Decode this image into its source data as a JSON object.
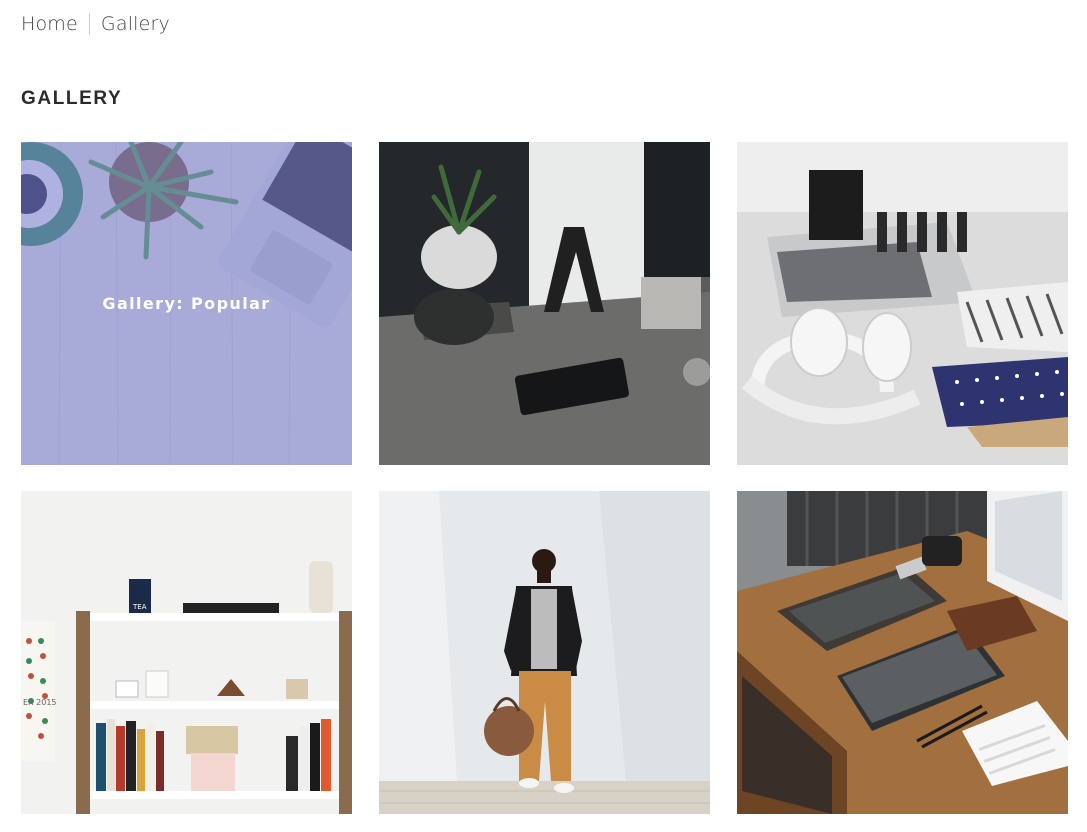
{
  "breadcrumb": {
    "home_label": "Home",
    "current_label": "Gallery"
  },
  "page": {
    "title": "GALLERY"
  },
  "gallery": {
    "items": [
      {
        "image": "desk-plant-laptop-photo",
        "caption": "Gallery: Popular",
        "hovered": true
      },
      {
        "image": "letters-phone-desk-photo"
      },
      {
        "image": "headphones-notebooks-photo"
      },
      {
        "image": "white-bookshelf-photo",
        "book_label": "TEA",
        "calendar_label": "ER 2015"
      },
      {
        "image": "man-with-bag-photo"
      },
      {
        "image": "wooden-desk-clipboard-photo"
      }
    ]
  },
  "colors": {
    "overlay": "#7a7fd2",
    "text": "#333333",
    "separator": "#cccccc"
  }
}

== What you have to do ==
Reproduce every entry word for word, but skip any pictures.

== Correct output ==
Decode this image into its source data as a JSON object.
{
  "breadcrumb": {
    "home_label": "Home",
    "current_label": "Gallery"
  },
  "page": {
    "title": "GALLERY"
  },
  "gallery": {
    "items": [
      {
        "image": "desk-plant-laptop-photo",
        "caption": "Gallery: Popular",
        "hovered": true
      },
      {
        "image": "letters-phone-desk-photo"
      },
      {
        "image": "headphones-notebooks-photo"
      },
      {
        "image": "white-bookshelf-photo",
        "book_label": "TEA",
        "calendar_label": "ER 2015"
      },
      {
        "image": "man-with-bag-photo"
      },
      {
        "image": "wooden-desk-clipboard-photo"
      }
    ]
  },
  "colors": {
    "overlay": "#7a7fd2",
    "text": "#333333",
    "separator": "#cccccc"
  }
}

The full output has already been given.